**GOAL**
Write out each line in which the string "this" is present.
┌────────
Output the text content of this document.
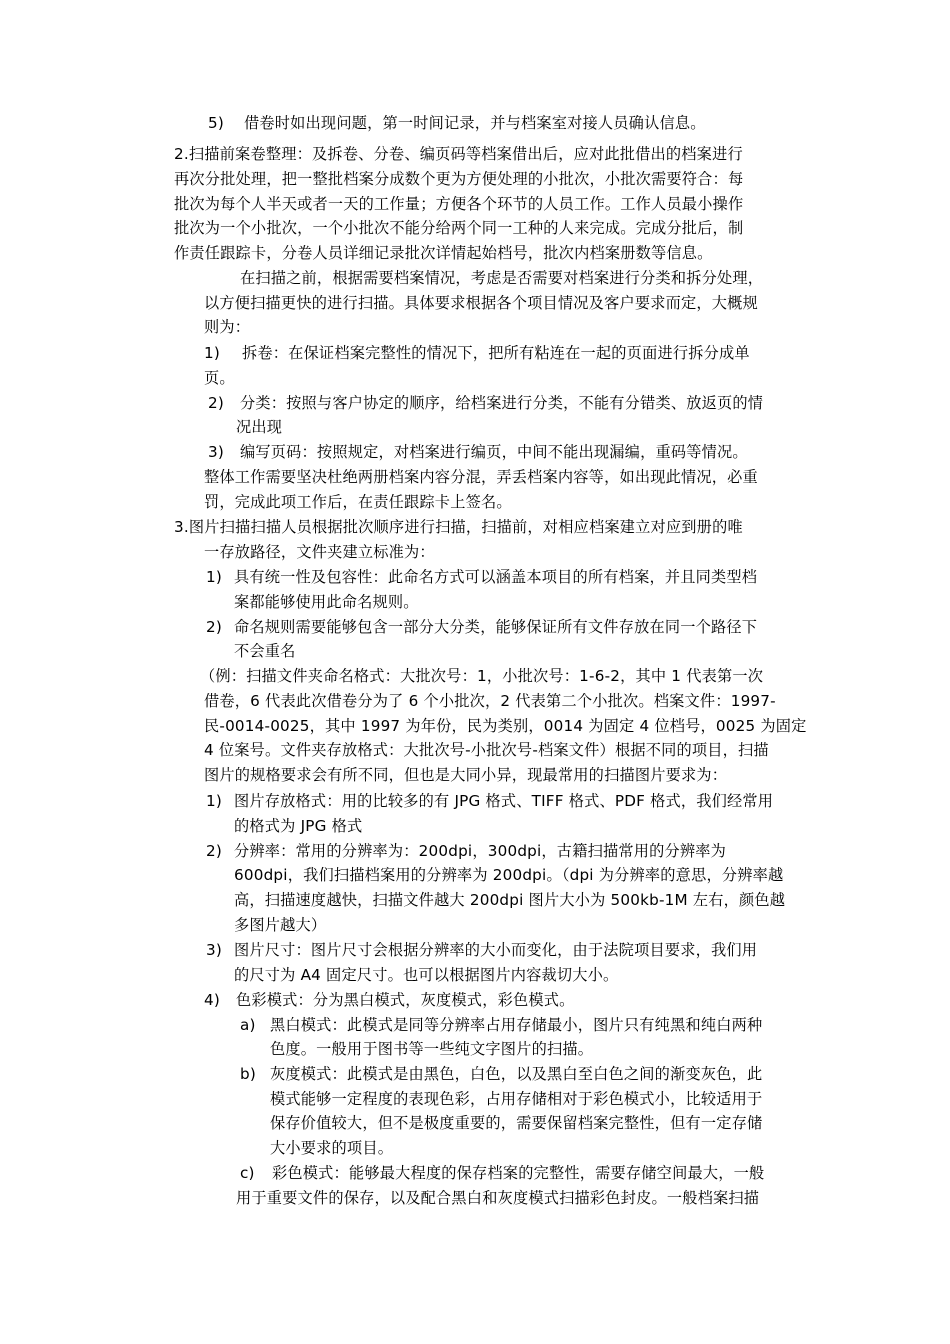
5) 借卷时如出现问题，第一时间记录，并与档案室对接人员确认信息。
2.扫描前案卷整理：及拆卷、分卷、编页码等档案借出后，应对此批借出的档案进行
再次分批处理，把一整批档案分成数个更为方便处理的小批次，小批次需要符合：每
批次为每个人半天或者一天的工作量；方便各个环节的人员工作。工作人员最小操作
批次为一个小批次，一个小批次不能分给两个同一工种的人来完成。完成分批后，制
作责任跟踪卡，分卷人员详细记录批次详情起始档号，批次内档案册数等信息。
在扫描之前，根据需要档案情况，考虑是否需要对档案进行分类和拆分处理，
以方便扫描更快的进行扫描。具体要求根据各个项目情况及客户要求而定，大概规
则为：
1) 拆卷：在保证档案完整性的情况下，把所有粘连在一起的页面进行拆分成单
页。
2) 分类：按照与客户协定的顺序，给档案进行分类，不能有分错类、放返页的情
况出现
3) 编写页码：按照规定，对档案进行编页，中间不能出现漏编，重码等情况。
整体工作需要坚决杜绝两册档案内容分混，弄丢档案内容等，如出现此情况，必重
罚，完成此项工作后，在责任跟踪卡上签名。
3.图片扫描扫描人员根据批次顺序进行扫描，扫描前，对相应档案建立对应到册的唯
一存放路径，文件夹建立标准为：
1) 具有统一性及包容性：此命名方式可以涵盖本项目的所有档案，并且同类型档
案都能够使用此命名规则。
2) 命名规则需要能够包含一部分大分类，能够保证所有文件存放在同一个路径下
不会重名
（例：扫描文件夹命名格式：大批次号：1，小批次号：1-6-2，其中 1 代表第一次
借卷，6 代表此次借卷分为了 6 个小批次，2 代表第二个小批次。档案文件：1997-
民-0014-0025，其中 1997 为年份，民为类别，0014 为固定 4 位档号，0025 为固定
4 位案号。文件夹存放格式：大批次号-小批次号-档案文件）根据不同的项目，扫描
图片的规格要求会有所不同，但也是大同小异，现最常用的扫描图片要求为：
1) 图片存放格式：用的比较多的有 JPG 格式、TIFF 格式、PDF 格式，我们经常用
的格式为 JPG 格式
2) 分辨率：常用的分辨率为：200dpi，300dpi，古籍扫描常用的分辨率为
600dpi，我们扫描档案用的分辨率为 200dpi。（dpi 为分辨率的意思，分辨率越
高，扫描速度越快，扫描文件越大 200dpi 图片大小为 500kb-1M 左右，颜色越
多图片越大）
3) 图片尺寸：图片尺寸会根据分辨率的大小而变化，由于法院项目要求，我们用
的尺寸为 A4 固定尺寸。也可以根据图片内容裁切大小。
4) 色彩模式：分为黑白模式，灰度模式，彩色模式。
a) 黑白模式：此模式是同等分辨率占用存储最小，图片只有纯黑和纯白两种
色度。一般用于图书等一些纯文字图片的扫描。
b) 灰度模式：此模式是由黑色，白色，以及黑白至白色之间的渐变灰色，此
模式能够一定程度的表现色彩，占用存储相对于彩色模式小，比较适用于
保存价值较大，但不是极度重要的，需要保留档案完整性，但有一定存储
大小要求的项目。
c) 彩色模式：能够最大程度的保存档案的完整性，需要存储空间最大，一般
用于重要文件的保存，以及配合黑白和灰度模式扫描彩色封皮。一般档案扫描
└────────
┌────────
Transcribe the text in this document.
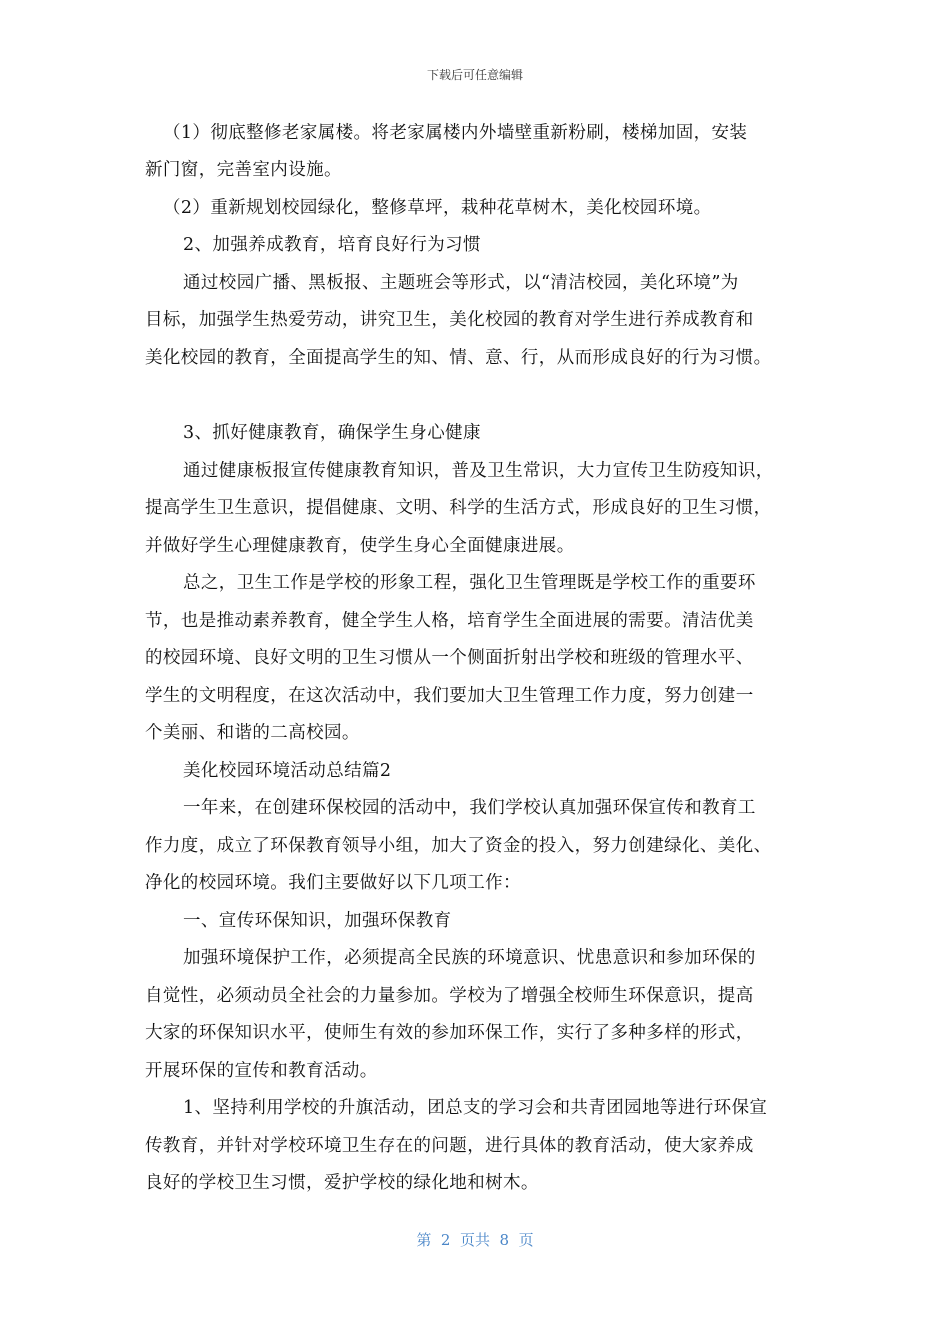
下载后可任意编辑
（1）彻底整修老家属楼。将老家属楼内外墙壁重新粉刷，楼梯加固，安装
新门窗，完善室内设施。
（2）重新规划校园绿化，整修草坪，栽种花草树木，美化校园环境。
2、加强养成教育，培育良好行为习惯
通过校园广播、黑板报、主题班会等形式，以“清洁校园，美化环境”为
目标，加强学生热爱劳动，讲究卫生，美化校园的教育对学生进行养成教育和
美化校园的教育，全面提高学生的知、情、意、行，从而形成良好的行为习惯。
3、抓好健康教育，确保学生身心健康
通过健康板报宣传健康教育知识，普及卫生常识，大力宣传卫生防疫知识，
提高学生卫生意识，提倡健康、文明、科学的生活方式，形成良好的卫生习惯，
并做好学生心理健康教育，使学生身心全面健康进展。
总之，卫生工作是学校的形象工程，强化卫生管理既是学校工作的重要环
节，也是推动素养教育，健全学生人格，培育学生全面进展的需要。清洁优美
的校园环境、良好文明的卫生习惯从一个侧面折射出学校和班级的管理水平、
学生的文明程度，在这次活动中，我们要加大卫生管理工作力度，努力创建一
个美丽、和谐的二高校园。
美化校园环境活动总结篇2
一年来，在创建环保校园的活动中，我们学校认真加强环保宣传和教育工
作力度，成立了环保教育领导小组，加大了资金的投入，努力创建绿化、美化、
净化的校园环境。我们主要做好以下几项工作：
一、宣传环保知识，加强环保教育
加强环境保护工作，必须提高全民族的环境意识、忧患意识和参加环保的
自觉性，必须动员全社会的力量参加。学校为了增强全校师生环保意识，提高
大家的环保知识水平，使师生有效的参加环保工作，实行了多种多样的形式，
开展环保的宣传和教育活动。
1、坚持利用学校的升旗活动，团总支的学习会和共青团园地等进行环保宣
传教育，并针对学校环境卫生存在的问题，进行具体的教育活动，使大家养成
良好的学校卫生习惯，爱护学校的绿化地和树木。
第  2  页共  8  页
└────────
**FULL SOLUTION**
Output the text content of this document.
Transcribe the text in this document.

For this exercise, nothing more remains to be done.